### [Records supplied]
◇ ◇ ◇ ◇ ◇
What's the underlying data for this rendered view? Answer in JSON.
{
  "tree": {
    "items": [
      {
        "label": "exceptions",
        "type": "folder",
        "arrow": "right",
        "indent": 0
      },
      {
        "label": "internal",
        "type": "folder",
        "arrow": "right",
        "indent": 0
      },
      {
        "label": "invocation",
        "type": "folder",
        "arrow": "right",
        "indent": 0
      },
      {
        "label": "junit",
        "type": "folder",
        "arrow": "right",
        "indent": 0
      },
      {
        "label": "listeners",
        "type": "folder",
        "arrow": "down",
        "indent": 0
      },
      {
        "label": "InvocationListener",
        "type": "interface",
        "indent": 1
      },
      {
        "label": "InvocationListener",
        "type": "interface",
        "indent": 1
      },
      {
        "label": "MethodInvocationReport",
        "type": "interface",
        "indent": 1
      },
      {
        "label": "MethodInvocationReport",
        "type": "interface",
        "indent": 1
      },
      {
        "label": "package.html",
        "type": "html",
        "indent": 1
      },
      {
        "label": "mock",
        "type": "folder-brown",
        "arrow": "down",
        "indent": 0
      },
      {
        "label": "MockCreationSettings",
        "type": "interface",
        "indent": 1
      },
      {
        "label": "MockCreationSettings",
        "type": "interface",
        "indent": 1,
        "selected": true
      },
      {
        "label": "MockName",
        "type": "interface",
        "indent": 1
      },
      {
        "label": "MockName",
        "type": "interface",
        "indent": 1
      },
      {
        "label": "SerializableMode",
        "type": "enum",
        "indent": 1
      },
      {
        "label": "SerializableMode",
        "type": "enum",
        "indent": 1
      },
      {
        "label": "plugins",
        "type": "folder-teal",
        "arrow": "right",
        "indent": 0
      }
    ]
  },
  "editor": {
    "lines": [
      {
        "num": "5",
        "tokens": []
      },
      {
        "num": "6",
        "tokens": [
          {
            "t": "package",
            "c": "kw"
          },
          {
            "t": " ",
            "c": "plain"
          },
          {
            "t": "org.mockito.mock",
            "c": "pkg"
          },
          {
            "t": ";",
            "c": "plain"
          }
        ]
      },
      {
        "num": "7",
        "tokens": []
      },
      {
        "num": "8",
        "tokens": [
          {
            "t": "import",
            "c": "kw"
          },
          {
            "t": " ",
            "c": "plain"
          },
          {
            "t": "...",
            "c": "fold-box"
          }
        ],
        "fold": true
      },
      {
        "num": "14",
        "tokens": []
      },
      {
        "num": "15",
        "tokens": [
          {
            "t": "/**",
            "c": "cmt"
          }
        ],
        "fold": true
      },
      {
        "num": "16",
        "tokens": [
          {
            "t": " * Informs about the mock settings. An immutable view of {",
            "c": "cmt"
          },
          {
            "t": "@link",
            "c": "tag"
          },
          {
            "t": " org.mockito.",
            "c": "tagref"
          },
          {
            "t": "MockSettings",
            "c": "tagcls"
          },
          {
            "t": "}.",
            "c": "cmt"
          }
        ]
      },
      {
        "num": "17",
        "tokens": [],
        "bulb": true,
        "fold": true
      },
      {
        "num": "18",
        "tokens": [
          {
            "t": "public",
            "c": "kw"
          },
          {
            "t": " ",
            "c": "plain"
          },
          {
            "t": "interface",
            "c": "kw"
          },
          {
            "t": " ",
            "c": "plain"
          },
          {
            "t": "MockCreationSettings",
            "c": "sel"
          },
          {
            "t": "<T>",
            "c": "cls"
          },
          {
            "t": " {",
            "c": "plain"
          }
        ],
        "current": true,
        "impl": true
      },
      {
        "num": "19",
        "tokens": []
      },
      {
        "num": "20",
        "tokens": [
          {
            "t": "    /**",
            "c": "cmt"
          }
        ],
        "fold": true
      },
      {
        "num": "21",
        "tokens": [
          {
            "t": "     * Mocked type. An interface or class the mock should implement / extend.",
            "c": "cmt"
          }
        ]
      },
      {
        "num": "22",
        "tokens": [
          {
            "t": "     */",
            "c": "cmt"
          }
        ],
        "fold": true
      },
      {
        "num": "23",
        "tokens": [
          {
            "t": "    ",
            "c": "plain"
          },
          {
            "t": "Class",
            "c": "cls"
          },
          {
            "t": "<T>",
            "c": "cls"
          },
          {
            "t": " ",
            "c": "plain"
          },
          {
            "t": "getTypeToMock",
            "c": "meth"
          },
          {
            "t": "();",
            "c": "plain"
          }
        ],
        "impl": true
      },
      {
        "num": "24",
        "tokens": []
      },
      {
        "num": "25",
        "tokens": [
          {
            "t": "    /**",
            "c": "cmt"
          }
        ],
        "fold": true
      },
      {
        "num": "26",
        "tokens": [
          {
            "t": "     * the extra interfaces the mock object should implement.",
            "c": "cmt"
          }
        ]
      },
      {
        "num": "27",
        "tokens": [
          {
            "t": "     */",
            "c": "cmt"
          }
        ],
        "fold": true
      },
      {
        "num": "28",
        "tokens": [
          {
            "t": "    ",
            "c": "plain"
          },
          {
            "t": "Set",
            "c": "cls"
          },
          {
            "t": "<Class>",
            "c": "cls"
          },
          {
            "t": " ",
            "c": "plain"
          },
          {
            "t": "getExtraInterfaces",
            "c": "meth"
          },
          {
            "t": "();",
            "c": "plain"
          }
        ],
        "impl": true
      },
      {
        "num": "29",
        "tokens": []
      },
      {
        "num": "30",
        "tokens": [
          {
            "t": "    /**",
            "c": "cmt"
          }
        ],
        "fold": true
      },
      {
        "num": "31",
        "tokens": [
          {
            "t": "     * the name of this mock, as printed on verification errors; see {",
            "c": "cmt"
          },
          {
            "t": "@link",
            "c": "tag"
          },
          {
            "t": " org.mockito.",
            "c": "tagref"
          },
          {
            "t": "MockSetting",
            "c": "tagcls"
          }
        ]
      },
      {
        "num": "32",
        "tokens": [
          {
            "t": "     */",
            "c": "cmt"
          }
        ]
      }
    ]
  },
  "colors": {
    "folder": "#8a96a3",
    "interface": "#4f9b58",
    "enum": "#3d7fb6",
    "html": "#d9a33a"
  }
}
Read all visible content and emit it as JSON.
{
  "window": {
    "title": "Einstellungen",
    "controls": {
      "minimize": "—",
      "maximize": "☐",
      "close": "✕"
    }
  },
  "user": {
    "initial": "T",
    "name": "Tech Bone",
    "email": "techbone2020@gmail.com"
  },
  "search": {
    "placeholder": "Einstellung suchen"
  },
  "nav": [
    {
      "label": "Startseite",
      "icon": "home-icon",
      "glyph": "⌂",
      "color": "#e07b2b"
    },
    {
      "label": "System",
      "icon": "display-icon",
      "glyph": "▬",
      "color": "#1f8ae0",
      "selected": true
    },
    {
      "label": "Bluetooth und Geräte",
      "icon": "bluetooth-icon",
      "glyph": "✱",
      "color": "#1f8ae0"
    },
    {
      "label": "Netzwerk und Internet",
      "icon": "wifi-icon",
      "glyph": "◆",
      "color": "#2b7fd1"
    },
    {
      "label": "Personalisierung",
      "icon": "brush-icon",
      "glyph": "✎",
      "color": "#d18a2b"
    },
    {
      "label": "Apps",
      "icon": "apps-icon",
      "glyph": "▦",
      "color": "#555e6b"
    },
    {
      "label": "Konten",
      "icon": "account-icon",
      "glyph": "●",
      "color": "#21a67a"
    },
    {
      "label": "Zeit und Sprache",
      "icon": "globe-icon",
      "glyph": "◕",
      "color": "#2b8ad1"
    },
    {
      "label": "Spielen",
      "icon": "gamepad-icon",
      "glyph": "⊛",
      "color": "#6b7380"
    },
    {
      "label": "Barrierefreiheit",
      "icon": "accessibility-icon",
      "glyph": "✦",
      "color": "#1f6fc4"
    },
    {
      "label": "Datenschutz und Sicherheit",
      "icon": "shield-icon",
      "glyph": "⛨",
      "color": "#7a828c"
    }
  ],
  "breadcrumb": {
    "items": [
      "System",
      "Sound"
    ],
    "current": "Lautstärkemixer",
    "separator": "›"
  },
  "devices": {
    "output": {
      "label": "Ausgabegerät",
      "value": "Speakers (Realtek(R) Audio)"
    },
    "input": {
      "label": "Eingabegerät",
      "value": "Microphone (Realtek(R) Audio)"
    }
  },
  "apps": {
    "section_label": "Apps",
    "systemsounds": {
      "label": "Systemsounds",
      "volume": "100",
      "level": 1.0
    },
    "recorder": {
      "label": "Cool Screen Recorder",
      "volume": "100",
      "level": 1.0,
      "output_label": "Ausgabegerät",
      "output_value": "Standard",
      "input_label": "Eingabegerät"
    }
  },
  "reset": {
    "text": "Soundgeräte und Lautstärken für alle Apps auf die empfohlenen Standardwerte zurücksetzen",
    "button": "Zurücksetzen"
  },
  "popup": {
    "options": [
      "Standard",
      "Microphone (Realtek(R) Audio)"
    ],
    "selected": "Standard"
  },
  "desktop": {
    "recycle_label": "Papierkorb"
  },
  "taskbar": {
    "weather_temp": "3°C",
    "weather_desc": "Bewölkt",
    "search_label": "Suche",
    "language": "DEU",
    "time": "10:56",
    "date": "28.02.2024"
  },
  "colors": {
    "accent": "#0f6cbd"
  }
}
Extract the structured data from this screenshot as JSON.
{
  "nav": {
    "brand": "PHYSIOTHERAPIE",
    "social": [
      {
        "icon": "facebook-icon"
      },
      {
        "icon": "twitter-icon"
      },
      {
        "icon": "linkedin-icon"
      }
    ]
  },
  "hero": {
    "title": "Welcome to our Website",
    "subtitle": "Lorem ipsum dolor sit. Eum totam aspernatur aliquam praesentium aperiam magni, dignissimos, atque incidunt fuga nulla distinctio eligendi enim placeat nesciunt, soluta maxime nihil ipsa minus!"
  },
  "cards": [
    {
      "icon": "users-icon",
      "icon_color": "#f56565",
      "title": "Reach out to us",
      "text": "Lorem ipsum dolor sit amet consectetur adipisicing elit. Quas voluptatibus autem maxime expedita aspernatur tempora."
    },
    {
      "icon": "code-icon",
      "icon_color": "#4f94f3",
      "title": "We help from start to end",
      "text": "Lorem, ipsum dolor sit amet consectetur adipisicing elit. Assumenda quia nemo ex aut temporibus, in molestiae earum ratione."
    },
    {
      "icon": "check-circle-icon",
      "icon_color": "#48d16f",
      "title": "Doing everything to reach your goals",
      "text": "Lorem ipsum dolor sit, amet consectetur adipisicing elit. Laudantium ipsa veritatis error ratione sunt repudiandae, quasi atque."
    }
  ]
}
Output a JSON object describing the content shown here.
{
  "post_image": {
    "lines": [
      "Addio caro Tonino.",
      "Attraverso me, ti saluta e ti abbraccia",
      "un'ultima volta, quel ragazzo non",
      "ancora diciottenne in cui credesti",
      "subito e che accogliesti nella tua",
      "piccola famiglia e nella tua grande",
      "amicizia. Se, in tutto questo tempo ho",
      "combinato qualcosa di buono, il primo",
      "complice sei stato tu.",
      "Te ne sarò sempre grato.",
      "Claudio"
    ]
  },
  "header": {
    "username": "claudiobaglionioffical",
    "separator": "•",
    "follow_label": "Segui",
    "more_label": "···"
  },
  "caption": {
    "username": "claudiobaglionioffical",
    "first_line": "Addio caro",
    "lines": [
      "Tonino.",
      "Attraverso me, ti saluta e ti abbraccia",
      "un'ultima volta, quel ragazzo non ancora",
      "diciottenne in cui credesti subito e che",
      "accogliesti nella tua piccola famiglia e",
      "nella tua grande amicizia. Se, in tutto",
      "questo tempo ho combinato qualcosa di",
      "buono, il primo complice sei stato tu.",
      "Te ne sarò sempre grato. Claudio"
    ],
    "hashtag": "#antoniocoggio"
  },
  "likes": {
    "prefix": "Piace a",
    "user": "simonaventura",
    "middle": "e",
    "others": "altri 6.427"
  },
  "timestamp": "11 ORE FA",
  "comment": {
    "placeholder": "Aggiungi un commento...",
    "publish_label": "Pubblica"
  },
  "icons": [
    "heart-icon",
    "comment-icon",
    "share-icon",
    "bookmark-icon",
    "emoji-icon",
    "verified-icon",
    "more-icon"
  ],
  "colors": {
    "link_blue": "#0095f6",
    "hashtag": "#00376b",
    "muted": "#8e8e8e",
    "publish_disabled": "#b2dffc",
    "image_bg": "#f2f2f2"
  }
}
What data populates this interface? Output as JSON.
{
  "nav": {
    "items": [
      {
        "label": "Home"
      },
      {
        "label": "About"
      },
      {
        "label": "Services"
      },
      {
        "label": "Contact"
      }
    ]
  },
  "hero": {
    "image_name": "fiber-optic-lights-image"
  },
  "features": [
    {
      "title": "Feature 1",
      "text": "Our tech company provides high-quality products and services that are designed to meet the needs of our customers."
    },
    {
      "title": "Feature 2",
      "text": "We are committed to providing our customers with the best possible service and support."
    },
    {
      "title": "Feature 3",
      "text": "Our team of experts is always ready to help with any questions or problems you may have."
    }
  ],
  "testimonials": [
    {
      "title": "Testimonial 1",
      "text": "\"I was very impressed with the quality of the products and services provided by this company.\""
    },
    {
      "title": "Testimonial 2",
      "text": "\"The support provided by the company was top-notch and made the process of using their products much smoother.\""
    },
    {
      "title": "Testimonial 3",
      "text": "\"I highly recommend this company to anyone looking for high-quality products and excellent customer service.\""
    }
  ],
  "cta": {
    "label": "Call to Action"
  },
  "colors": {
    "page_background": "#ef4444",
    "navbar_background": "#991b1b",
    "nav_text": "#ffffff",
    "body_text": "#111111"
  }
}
◇ ◇ ◇ ◇ ◇
A line counts if it holds the word "questo". How many lines of the entries count? Give the number only.

### [Response to this exercise]
2